-- start --
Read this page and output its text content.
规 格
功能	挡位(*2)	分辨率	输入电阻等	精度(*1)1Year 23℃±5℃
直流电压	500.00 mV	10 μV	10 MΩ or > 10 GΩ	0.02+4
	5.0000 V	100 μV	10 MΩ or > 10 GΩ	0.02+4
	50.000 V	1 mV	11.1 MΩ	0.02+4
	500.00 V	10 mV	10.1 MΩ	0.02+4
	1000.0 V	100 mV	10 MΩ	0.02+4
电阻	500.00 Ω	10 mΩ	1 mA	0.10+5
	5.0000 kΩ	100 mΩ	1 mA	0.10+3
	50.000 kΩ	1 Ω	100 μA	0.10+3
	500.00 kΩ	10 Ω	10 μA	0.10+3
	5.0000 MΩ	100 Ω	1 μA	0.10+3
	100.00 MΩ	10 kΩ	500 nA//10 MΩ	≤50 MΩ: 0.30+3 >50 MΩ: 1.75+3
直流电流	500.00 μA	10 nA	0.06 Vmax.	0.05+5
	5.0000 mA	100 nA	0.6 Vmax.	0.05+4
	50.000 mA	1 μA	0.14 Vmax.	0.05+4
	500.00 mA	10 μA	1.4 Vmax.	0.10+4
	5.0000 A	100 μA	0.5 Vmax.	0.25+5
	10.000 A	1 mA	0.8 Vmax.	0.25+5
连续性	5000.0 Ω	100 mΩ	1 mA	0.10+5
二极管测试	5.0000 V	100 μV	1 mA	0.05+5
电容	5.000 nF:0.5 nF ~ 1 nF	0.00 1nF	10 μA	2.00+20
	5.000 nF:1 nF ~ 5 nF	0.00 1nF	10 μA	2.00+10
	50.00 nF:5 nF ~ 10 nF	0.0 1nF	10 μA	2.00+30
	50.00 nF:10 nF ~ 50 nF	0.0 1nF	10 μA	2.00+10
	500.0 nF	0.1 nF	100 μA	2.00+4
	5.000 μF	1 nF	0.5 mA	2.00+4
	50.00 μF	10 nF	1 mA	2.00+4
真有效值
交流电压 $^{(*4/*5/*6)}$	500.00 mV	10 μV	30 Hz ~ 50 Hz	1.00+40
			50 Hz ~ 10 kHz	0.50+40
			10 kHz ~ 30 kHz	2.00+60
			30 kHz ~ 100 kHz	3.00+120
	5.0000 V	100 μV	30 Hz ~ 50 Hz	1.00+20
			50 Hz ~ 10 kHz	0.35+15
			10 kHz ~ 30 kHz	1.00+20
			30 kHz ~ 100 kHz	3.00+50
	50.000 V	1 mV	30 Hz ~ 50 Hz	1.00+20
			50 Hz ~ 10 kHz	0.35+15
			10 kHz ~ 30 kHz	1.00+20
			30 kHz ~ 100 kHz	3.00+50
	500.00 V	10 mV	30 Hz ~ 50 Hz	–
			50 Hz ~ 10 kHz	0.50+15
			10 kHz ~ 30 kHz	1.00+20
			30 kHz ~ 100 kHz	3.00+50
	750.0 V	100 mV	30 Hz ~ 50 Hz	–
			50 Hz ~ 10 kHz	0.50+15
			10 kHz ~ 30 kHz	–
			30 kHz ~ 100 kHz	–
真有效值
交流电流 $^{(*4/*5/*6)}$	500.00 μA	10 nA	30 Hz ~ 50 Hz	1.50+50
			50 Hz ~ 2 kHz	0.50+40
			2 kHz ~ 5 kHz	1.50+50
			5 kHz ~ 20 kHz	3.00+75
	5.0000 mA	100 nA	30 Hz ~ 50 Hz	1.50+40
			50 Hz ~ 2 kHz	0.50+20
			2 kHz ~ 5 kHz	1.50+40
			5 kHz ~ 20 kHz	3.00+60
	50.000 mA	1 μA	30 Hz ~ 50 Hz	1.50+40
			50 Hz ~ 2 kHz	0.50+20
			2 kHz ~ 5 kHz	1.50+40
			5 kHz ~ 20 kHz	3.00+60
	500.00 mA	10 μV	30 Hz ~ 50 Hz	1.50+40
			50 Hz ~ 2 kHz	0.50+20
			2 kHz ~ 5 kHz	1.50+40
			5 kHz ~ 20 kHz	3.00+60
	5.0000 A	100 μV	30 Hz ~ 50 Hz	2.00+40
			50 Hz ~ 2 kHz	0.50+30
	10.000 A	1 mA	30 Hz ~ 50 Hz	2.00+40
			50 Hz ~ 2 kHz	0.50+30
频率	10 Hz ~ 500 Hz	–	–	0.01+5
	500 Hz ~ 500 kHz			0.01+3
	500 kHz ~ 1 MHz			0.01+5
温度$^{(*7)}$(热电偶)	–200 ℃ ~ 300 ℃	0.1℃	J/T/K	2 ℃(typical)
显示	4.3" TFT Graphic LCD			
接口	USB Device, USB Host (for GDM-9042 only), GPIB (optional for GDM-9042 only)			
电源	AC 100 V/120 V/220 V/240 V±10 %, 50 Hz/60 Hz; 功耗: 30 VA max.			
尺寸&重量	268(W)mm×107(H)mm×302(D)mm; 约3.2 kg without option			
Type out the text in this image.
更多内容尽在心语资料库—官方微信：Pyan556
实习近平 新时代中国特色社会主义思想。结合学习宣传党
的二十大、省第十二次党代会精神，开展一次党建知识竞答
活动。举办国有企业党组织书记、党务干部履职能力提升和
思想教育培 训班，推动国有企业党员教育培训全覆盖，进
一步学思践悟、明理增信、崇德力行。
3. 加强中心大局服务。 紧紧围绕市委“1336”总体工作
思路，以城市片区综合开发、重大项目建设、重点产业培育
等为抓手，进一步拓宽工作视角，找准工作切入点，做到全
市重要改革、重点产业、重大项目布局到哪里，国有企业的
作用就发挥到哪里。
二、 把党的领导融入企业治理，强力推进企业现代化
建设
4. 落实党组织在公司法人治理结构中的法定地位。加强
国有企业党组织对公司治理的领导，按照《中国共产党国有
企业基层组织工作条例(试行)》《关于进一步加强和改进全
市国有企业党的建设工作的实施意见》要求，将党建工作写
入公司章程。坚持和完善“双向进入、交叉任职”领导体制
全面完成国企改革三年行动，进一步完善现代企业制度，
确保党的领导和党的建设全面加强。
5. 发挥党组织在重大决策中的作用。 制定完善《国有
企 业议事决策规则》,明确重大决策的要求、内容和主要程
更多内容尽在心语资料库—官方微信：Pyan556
-- end --
Exercise: Give the entries once more, exactly as they appear.

Solution to this problem:
Read this page and output its text content.
规 格
功能	挡位(*2)	分辨率	输入电阻等	精度(*1)1Year 23℃±5℃
直流电压	500.00 mV	10 μV	10 MΩ or > 10 GΩ	0.02+4
	5.0000 V	100 μV	10 MΩ or > 10 GΩ	0.02+4
	50.000 V	1 mV	11.1 MΩ	0.02+4
	500.00 V	10 mV	10.1 MΩ	0.02+4
	1000.0 V	100 mV	10 MΩ	0.02+4
电阻	500.00 Ω	10 mΩ	1 mA	0.10+5
	5.0000 kΩ	100 mΩ	1 mA	0.10+3
	50.000 kΩ	1 Ω	100 μA	0.10+3
	500.00 kΩ	10 Ω	10 μA	0.10+3
	5.0000 MΩ	100 Ω	1 μA	0.10+3
	100.00 MΩ	10 kΩ	500 nA//10 MΩ	≤50 MΩ: 0.30+3 >50 MΩ: 1.75+3
直流电流	500.00 μA	10 nA	0.06 Vmax.	0.05+5
	5.0000 mA	100 nA	0.6 Vmax.	0.05+4
	50.000 mA	1 μA	0.14 Vmax.	0.05+4
	500.00 mA	10 μA	1.4 Vmax.	0.10+4
	5.0000 A	100 μA	0.5 Vmax.	0.25+5
	10.000 A	1 mA	0.8 Vmax.	0.25+5
连续性	5000.0 Ω	100 mΩ	1 mA	0.10+5
二极管测试	5.0000 V	100 μV	1 mA	0.05+5
电容	5.000 nF:0.5 nF ~ 1 nF	0.00 1nF	10 μA	2.00+20
	5.000 nF:1 nF ~ 5 nF	0.00 1nF	10 μA	2.00+10
	50.00 nF:5 nF ~ 10 nF	0.0 1nF	10 μA	2.00+30
	50.00 nF:10 nF ~ 50 nF	0.0 1nF	10 μA	2.00+10
	500.0 nF	0.1 nF	100 μA	2.00+4
	5.000 μF	1 nF	0.5 mA	2.00+4
	50.00 μF	10 nF	1 mA	2.00+4
真有效值
交流电压 $^{(*4/*5/*6)}$	500.00 mV	10 μV	30 Hz ~ 50 Hz	1.00+40
			50 Hz ~ 10 kHz	0.50+40
			10 kHz ~ 30 kHz	2.00+60
			30 kHz ~ 100 kHz	3.00+120
	5.0000 V	100 μV	30 Hz ~ 50 Hz	1.00+20
			50 Hz ~ 10 kHz	0.35+15
			10 kHz ~ 30 kHz	1.00+20
			30 kHz ~ 100 kHz	3.00+50
	50.000 V	1 mV	30 Hz ~ 50 Hz	1.00+20
			50 Hz ~ 10 kHz	0.35+15
			10 kHz ~ 30 kHz	1.00+20
			30 kHz ~ 100 kHz	3.00+50
	500.00 V	10 mV	30 Hz ~ 50 Hz	–
			50 Hz ~ 10 kHz	0.50+15
			10 kHz ~ 30 kHz	1.00+20
			30 kHz ~ 100 kHz	3.00+50
	750.0 V	100 mV	30 Hz ~ 50 Hz	–
			50 Hz ~ 10 kHz	0.50+15
			10 kHz ~ 30 kHz	–
			30 kHz ~ 100 kHz	–
真有效值
交流电流 $^{(*4/*5/*6)}$	500.00 μA	10 nA	30 Hz ~ 50 Hz	1.50+50
			50 Hz ~ 2 kHz	0.50+40
			2 kHz ~ 5 kHz	1.50+50
			5 kHz ~ 20 kHz	3.00+75
	5.0000 mA	100 nA	30 Hz ~ 50 Hz	1.50+40
			50 Hz ~ 2 kHz	0.50+20
			2 kHz ~ 5 kHz	1.50+40
			5 kHz ~ 20 kHz	3.00+60
	50.000 mA	1 μA	30 Hz ~ 50 Hz	1.50+40
			50 Hz ~ 2 kHz	0.50+20
			2 kHz ~ 5 kHz	1.50+40
			5 kHz ~ 20 kHz	3.00+60
	500.00 mA	10 μV	30 Hz ~ 50 Hz	1.50+40
			50 Hz ~ 2 kHz	0.50+20
			2 kHz ~ 5 kHz	1.50+40
			5 kHz ~ 20 kHz	3.00+60
	5.0000 A	100 μV	30 Hz ~ 50 Hz	2.00+40
			50 Hz ~ 2 kHz	0.50+30
	10.000 A	1 mA	30 Hz ~ 50 Hz	2.00+40
			50 Hz ~ 2 kHz	0.50+30
频率	10 Hz ~ 500 Hz	–	–	0.01+5
	500 Hz ~ 500 kHz			0.01+3
	500 kHz ~ 1 MHz			0.01+5
温度$^{(*7)}$(热电偶)	–200 ℃ ~ 300 ℃	0.1℃	J/T/K	2 ℃(typical)
显示	4.3" TFT Graphic LCD			
接口	USB Device, USB Host (for GDM-9042 only), GPIB (optional for GDM-9042 only)			
电源	AC 100 V/120 V/220 V/240 V±10 %, 50 Hz/60 Hz; 功耗: 30 VA max.			
尺寸&重量	268(W)mm×107(H)mm×302(D)mm; 约3.2 kg without option			
Type out the text in this image.
更多内容尽在心语资料库—官方微信：Pyan556
实习近平 新时代中国特色社会主义思想。结合学习宣传党
的二十大、省第十二次党代会精神，开展一次党建知识竞答
活动。举办国有企业党组织书记、党务干部履职能力提升和
思想教育培 训班，推动国有企业党员教育培训全覆盖，进
一步学思践悟、明理增信、崇德力行。
3. 加强中心大局服务。 紧紧围绕市委“1336”总体工作
思路，以城市片区综合开发、重大项目建设、重点产业培育
等为抓手，进一步拓宽工作视角，找准工作切入点，做到全
市重要改革、重点产业、重大项目布局到哪里，国有企业的
作用就发挥到哪里。
二、 把党的领导融入企业治理，强力推进企业现代化
建设
4. 落实党组织在公司法人治理结构中的法定地位。加强
国有企业党组织对公司治理的领导，按照《中国共产党国有
企业基层组织工作条例(试行)》《关于进一步加强和改进全
市国有企业党的建设工作的实施意见》要求，将党建工作写
入公司章程。坚持和完善“双向进入、交叉任职”领导体制
全面完成国企改革三年行动，进一步完善现代企业制度，
确保党的领导和党的建设全面加强。
5. 发挥党组织在重大决策中的作用。 制定完善《国有
企 业议事决策规则》,明确重大决策的要求、内容和主要程
更多内容尽在心语资料库—官方微信：Pyan556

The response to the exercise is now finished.